PROBLEM DETAILS: Set down each line of the data below exactly as it stands, dropping the pictures.
++++++++
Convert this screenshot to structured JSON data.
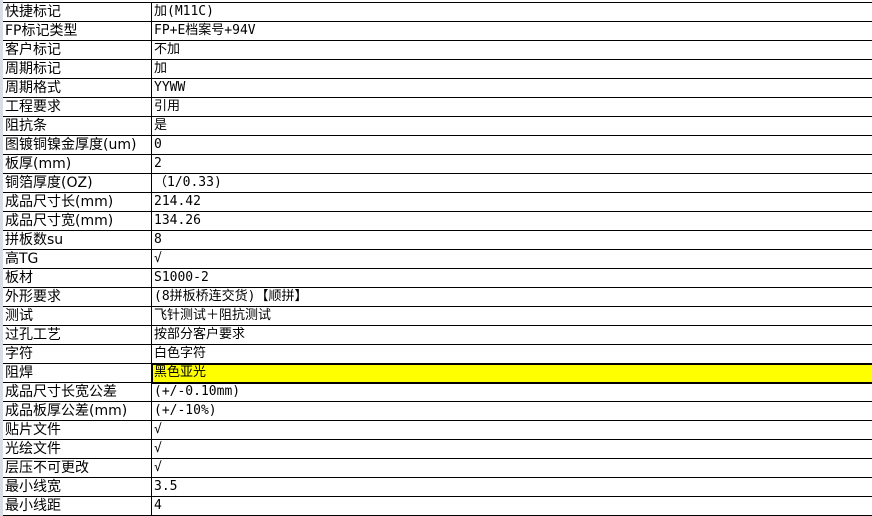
{
  "rows": [
    {
      "label": "快捷标记",
      "value": "加(M11C)"
    },
    {
      "label": "FP标记类型",
      "value": "FP+E档案号+94V"
    },
    {
      "label": "客户标记",
      "value": "不加"
    },
    {
      "label": "周期标记",
      "value": "加"
    },
    {
      "label": "周期格式",
      "value": "YYWW"
    },
    {
      "label": "工程要求",
      "value": "引用"
    },
    {
      "label": "阻抗条",
      "value": "是"
    },
    {
      "label": "图镀铜镍金厚度(um)",
      "value": "0"
    },
    {
      "label": "板厚(mm)",
      "value": "2"
    },
    {
      "label": "铜箔厚度(OZ)",
      "value": "（1/0.33)"
    },
    {
      "label": "成品尺寸长(mm)",
      "value": "214.42"
    },
    {
      "label": "成品尺寸宽(mm)",
      "value": "134.26"
    },
    {
      "label": "拼板数su",
      "value": "8"
    },
    {
      "label": "高TG",
      "value": "√"
    },
    {
      "label": "板材",
      "value": "S1000-2"
    },
    {
      "label": "外形要求",
      "value": "(8拼板桥连交货)【顺拼】"
    },
    {
      "label": "测试",
      "value": "飞针测试＋阻抗测试"
    },
    {
      "label": "过孔工艺",
      "value": "按部分客户要求"
    },
    {
      "label": "字符",
      "value": "白色字符"
    },
    {
      "label": "阻焊",
      "value": "黑色亚光",
      "selected": true
    },
    {
      "label": "成品尺寸长宽公差",
      "value": "(+/-0.10mm)"
    },
    {
      "label": "成品板厚公差(mm)",
      "value": "(+/-10%)"
    },
    {
      "label": "贴片文件",
      "value": "√"
    },
    {
      "label": "光绘文件",
      "value": "√"
    },
    {
      "label": "层压不可更改",
      "value": "√"
    },
    {
      "label": "最小线宽",
      "value": "3.5"
    },
    {
      "label": "最小线距",
      "value": "4"
    }
  ],
  "colors": {
    "selected_fill": "#ffff00"
  }
}
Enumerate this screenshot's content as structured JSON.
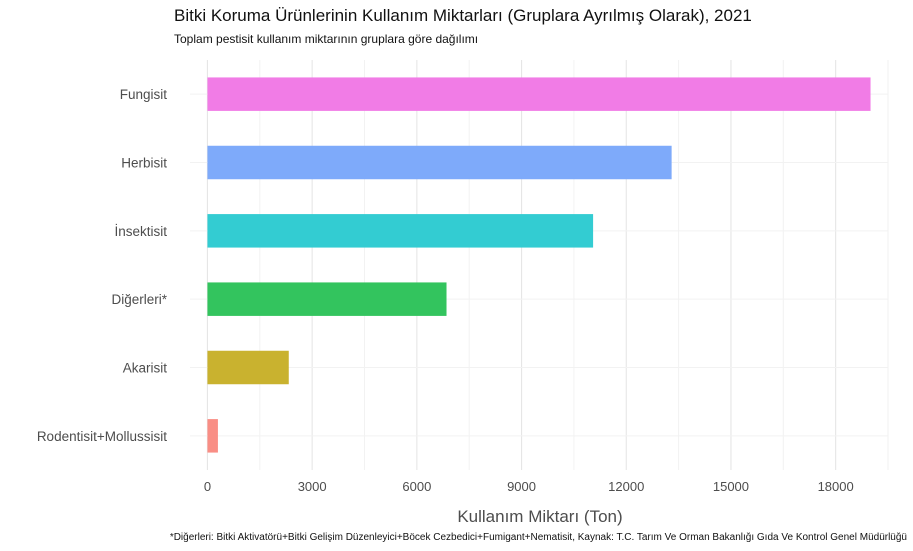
{
  "chart_data": {
    "type": "bar",
    "orientation": "horizontal",
    "title": "Bitki Koruma Ürünlerinin Kullanım Miktarları (Gruplara Ayrılmış Olarak), 2021",
    "subtitle": "Toplam pestisit kullanım miktarının gruplara göre dağılımı",
    "xlabel": "Kullanım Miktarı (Ton)",
    "ylabel": "",
    "caption": "*Diğerleri: Bitki Aktivatörü+Bitki Gelişim Düzenleyici+Böcek Cezbedici+Fumigant+Nematisit, Kaynak: T.C. Tarım Ve Orman Bakanlığı Gıda Ve Kontrol Genel Müdürlüğü",
    "categories": [
      "Fungisit",
      "Herbisit",
      "İnsektisit",
      "Diğerleri*",
      "Akarisit",
      "Rodentisit+Mollussisit"
    ],
    "values": [
      19000,
      13300,
      11050,
      6850,
      2330,
      300
    ],
    "colors": [
      "#F17CE6",
      "#7EAAFA",
      "#33CCD2",
      "#33C45E",
      "#C9B22F",
      "#F98E85"
    ],
    "xlim": [
      -500,
      19500
    ],
    "xticks": [
      0,
      3000,
      6000,
      9000,
      12000,
      15000,
      18000
    ],
    "grid": true,
    "legend": "none"
  }
}
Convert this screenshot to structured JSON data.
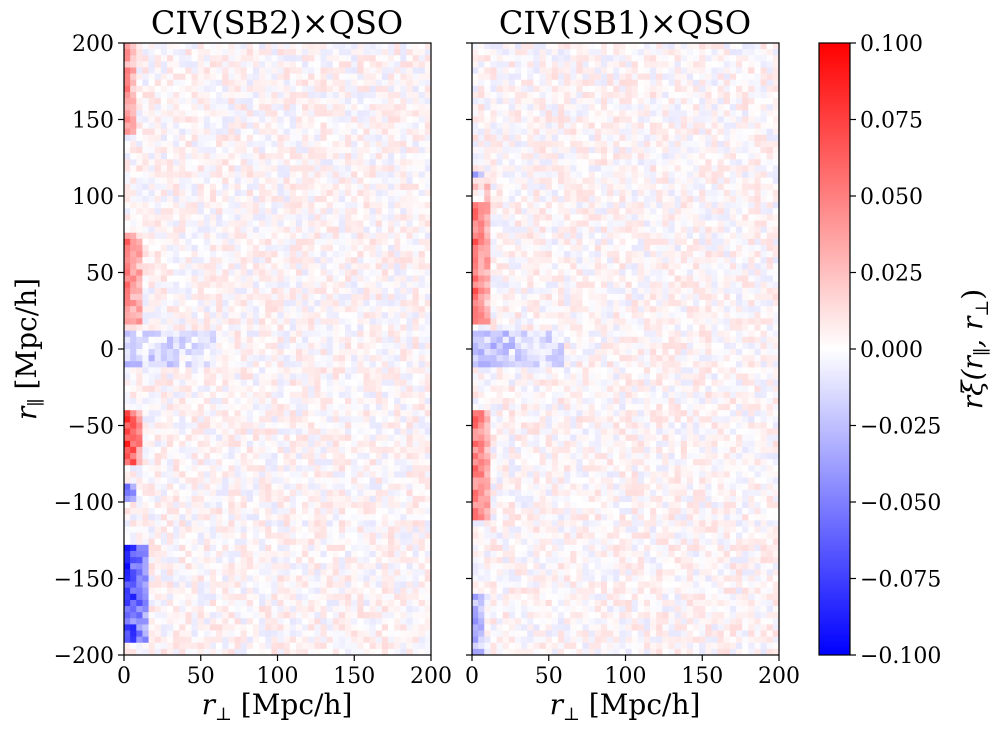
{
  "chart_data": [
    {
      "type": "heatmap",
      "title": "CIV(SB2)×QSO",
      "xlabel_symbol": "r",
      "xlabel_sub": "⊥",
      "xlabel_unit": " [Mpc/h]",
      "ylabel_symbol": "r",
      "ylabel_sub": "∥",
      "ylabel_unit": " [Mpc/h]",
      "xlim": [
        0,
        200
      ],
      "ylim": [
        -200,
        200
      ],
      "xticks": [
        0,
        50,
        100,
        150,
        200
      ],
      "yticks": [
        -200,
        -150,
        -100,
        -50,
        0,
        50,
        100,
        150,
        200
      ],
      "ytick_labels": [
        "−200",
        "−150",
        "−100",
        "−50",
        "0",
        "50",
        "100",
        "150",
        "200"
      ],
      "grid": {
        "nx": 50,
        "ny": 100,
        "bin_size": 4
      },
      "features": [
        {
          "desc": "positive excess near r_perp~0",
          "x_range": [
            0,
            12
          ],
          "y_range": [
            15,
            75
          ],
          "value": 0.05
        },
        {
          "desc": "negative dip at r_par~0",
          "x_range": [
            0,
            60
          ],
          "y_range": [
            -10,
            10
          ],
          "value": -0.02
        },
        {
          "desc": "strong positive peak",
          "x_range": [
            0,
            12
          ],
          "y_range": [
            -75,
            -40
          ],
          "value": 0.075
        },
        {
          "desc": "strong negative region",
          "x_range": [
            0,
            16
          ],
          "y_range": [
            -190,
            -130
          ],
          "value": -0.08
        },
        {
          "desc": "negative patch",
          "x_range": [
            0,
            8
          ],
          "y_range": [
            -100,
            -90
          ],
          "value": -0.065
        },
        {
          "desc": "positive band",
          "x_range": [
            0,
            8
          ],
          "y_range": [
            140,
            200
          ],
          "value": 0.04
        }
      ],
      "noise_amplitude": 0.012
    },
    {
      "type": "heatmap",
      "title": "CIV(SB1)×QSO",
      "xlabel_symbol": "r",
      "xlabel_sub": "⊥",
      "xlabel_unit": " [Mpc/h]",
      "xlim": [
        0,
        200
      ],
      "ylim": [
        -200,
        200
      ],
      "xticks": [
        0,
        50,
        100,
        150,
        200
      ],
      "yticks": [
        -200,
        -150,
        -100,
        -50,
        0,
        50,
        100,
        150,
        200
      ],
      "grid": {
        "nx": 50,
        "ny": 100,
        "bin_size": 4
      },
      "features": [
        {
          "desc": "positive excess near r_perp~0",
          "x_range": [
            0,
            12
          ],
          "y_range": [
            15,
            110
          ],
          "value": 0.055
        },
        {
          "desc": "negative dip at r_par~0",
          "x_range": [
            0,
            60
          ],
          "y_range": [
            -10,
            10
          ],
          "value": -0.025
        },
        {
          "desc": "positive peak",
          "x_range": [
            0,
            12
          ],
          "y_range": [
            -110,
            -40
          ],
          "value": 0.055
        },
        {
          "desc": "negative patch",
          "x_range": [
            0,
            8
          ],
          "y_range": [
            95,
            115
          ],
          "value": -0.05
        },
        {
          "desc": "mixed region",
          "x_range": [
            0,
            8
          ],
          "y_range": [
            -200,
            -160
          ],
          "value": -0.04
        }
      ],
      "noise_amplitude": 0.012
    }
  ],
  "colorbar": {
    "cmap": "bwr",
    "vmin": -0.1,
    "vmax": 0.1,
    "ticks": [
      -0.1,
      -0.075,
      -0.05,
      -0.025,
      0.0,
      0.025,
      0.05,
      0.075,
      0.1
    ],
    "tick_labels": [
      "−0.100",
      "−0.075",
      "−0.050",
      "−0.025",
      "0.000",
      "0.025",
      "0.050",
      "0.075",
      "0.100"
    ],
    "label": "rξ(r∥, r⊥)",
    "label_main": "rξ(r",
    "label_sub1": "∥",
    "label_mid": ", r",
    "label_sub2": "⊥",
    "label_end": ")",
    "colors": {
      "low": "#0000ff",
      "mid": "#ffffff",
      "high": "#ff0000"
    }
  }
}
++++++++
ANSWER IN FULL:
Convert this screenshot to structured JSON data.
{
  "rows": [
    {
      "label": "快捷标记",
      "value": "加(M11C)"
    },
    {
      "label": "FP标记类型",
      "value": "FP+E档案号+94V"
    },
    {
      "label": "客户标记",
      "value": "不加"
    },
    {
      "label": "周期标记",
      "value": "加"
    },
    {
      "label": "周期格式",
      "value": "YYWW"
    },
    {
      "label": "工程要求",
      "value": "引用"
    },
    {
      "label": "阻抗条",
      "value": "是"
    },
    {
      "label": "图镀铜镍金厚度(um)",
      "value": "0"
    },
    {
      "label": "板厚(mm)",
      "value": "2"
    },
    {
      "label": "铜箔厚度(OZ)",
      "value": "（1/0.33)"
    },
    {
      "label": "成品尺寸长(mm)",
      "value": "214.42"
    },
    {
      "label": "成品尺寸宽(mm)",
      "value": "134.26"
    },
    {
      "label": "拼板数su",
      "value": "8"
    },
    {
      "label": "高TG",
      "value": "√"
    },
    {
      "label": "板材",
      "value": "S1000-2"
    },
    {
      "label": "外形要求",
      "value": "(8拼板桥连交货)【顺拼】"
    },
    {
      "label": "测试",
      "value": "飞针测试＋阻抗测试"
    },
    {
      "label": "过孔工艺",
      "value": "按部分客户要求"
    },
    {
      "label": "字符",
      "value": "白色字符"
    },
    {
      "label": "阻焊",
      "value": "黑色亚光",
      "selected": true
    },
    {
      "label": "成品尺寸长宽公差",
      "value": "(+/-0.10mm)"
    },
    {
      "label": "成品板厚公差(mm)",
      "value": "(+/-10%)"
    },
    {
      "label": "贴片文件",
      "value": "√"
    },
    {
      "label": "光绘文件",
      "value": "√"
    },
    {
      "label": "层压不可更改",
      "value": "√"
    },
    {
      "label": "最小线宽",
      "value": "3.5"
    },
    {
      "label": "最小线距",
      "value": "4"
    }
  ],
  "colors": {
    "selected_fill": "#ffff00"
  }
}
Enumerate this screenshot's content as structured JSON.
{
  "chart_data": {
    "type": "bar",
    "orientation": "horizontal",
    "title": "Bitki Koruma Ürünlerinin Kullanım Miktarları (Gruplara Ayrılmış Olarak), 2021",
    "subtitle": "Toplam pestisit kullanım miktarının gruplara göre dağılımı",
    "xlabel": "Kullanım Miktarı (Ton)",
    "ylabel": "",
    "caption": "*Diğerleri: Bitki Aktivatörü+Bitki Gelişim Düzenleyici+Böcek Cezbedici+Fumigant+Nematisit, Kaynak: T.C. Tarım Ve Orman Bakanlığı Gıda Ve Kontrol Genel Müdürlüğü",
    "categories": [
      "Fungisit",
      "Herbisit",
      "İnsektisit",
      "Diğerleri*",
      "Akarisit",
      "Rodentisit+Mollussisit"
    ],
    "values": [
      19000,
      13300,
      11050,
      6850,
      2330,
      300
    ],
    "colors": [
      "#F17CE6",
      "#7EAAFA",
      "#33CCD2",
      "#33C45E",
      "#C9B22F",
      "#F98E85"
    ],
    "xlim": [
      -500,
      19500
    ],
    "xticks": [
      0,
      3000,
      6000,
      9000,
      12000,
      15000,
      18000
    ],
    "grid": true,
    "legend": "none"
  }
}
Convert this screenshot to structured JSON data.
{
  "chart_data": [
    {
      "type": "heatmap",
      "title": "CIV(SB2)×QSO",
      "xlabel_symbol": "r",
      "xlabel_sub": "⊥",
      "xlabel_unit": " [Mpc/h]",
      "ylabel_symbol": "r",
      "ylabel_sub": "∥",
      "ylabel_unit": " [Mpc/h]",
      "xlim": [
        0,
        200
      ],
      "ylim": [
        -200,
        200
      ],
      "xticks": [
        0,
        50,
        100,
        150,
        200
      ],
      "yticks": [
        -200,
        -150,
        -100,
        -50,
        0,
        50,
        100,
        150,
        200
      ],
      "ytick_labels": [
        "−200",
        "−150",
        "−100",
        "−50",
        "0",
        "50",
        "100",
        "150",
        "200"
      ],
      "grid": {
        "nx": 50,
        "ny": 100,
        "bin_size": 4
      },
      "features": [
        {
          "desc": "positive excess near r_perp~0",
          "x_range": [
            0,
            12
          ],
          "y_range": [
            15,
            75
          ],
          "value": 0.05
        },
        {
          "desc": "negative dip at r_par~0",
          "x_range": [
            0,
            60
          ],
          "y_range": [
            -10,
            10
          ],
          "value": -0.02
        },
        {
          "desc": "strong positive peak",
          "x_range": [
            0,
            12
          ],
          "y_range": [
            -75,
            -40
          ],
          "value": 0.075
        },
        {
          "desc": "strong negative region",
          "x_range": [
            0,
            16
          ],
          "y_range": [
            -190,
            -130
          ],
          "value": -0.08
        },
        {
          "desc": "negative patch",
          "x_range": [
            0,
            8
          ],
          "y_range": [
            -100,
            -90
          ],
          "value": -0.065
        },
        {
          "desc": "positive band",
          "x_range": [
            0,
            8
          ],
          "y_range": [
            140,
            200
          ],
          "value": 0.04
        }
      ],
      "noise_amplitude": 0.012
    },
    {
      "type": "heatmap",
      "title": "CIV(SB1)×QSO",
      "xlabel_symbol": "r",
      "xlabel_sub": "⊥",
      "xlabel_unit": " [Mpc/h]",
      "xlim": [
        0,
        200
      ],
      "ylim": [
        -200,
        200
      ],
      "xticks": [
        0,
        50,
        100,
        150,
        200
      ],
      "yticks": [
        -200,
        -150,
        -100,
        -50,
        0,
        50,
        100,
        150,
        200
      ],
      "grid": {
        "nx": 50,
        "ny": 100,
        "bin_size": 4
      },
      "features": [
        {
          "desc": "positive excess near r_perp~0",
          "x_range": [
            0,
            12
          ],
          "y_range": [
            15,
            110
          ],
          "value": 0.055
        },
        {
          "desc": "negative dip at r_par~0",
          "x_range": [
            0,
            60
          ],
          "y_range": [
            -10,
            10
          ],
          "value": -0.025
        },
        {
          "desc": "positive peak",
          "x_range": [
            0,
            12
          ],
          "y_range": [
            -110,
            -40
          ],
          "value": 0.055
        },
        {
          "desc": "negative patch",
          "x_range": [
            0,
            8
          ],
          "y_range": [
            95,
            115
          ],
          "value": -0.05
        },
        {
          "desc": "mixed region",
          "x_range": [
            0,
            8
          ],
          "y_range": [
            -200,
            -160
          ],
          "value": -0.04
        }
      ],
      "noise_amplitude": 0.012
    }
  ],
  "colorbar": {
    "cmap": "bwr",
    "vmin": -0.1,
    "vmax": 0.1,
    "ticks": [
      -0.1,
      -0.075,
      -0.05,
      -0.025,
      0.0,
      0.025,
      0.05,
      0.075,
      0.1
    ],
    "tick_labels": [
      "−0.100",
      "−0.075",
      "−0.050",
      "−0.025",
      "0.000",
      "0.025",
      "0.050",
      "0.075",
      "0.100"
    ],
    "label": "rξ(r∥, r⊥)",
    "label_main": "rξ(r",
    "label_sub1": "∥",
    "label_mid": ", r",
    "label_sub2": "⊥",
    "label_end": ")",
    "colors": {
      "low": "#0000ff",
      "mid": "#ffffff",
      "high": "#ff0000"
    }
  }
}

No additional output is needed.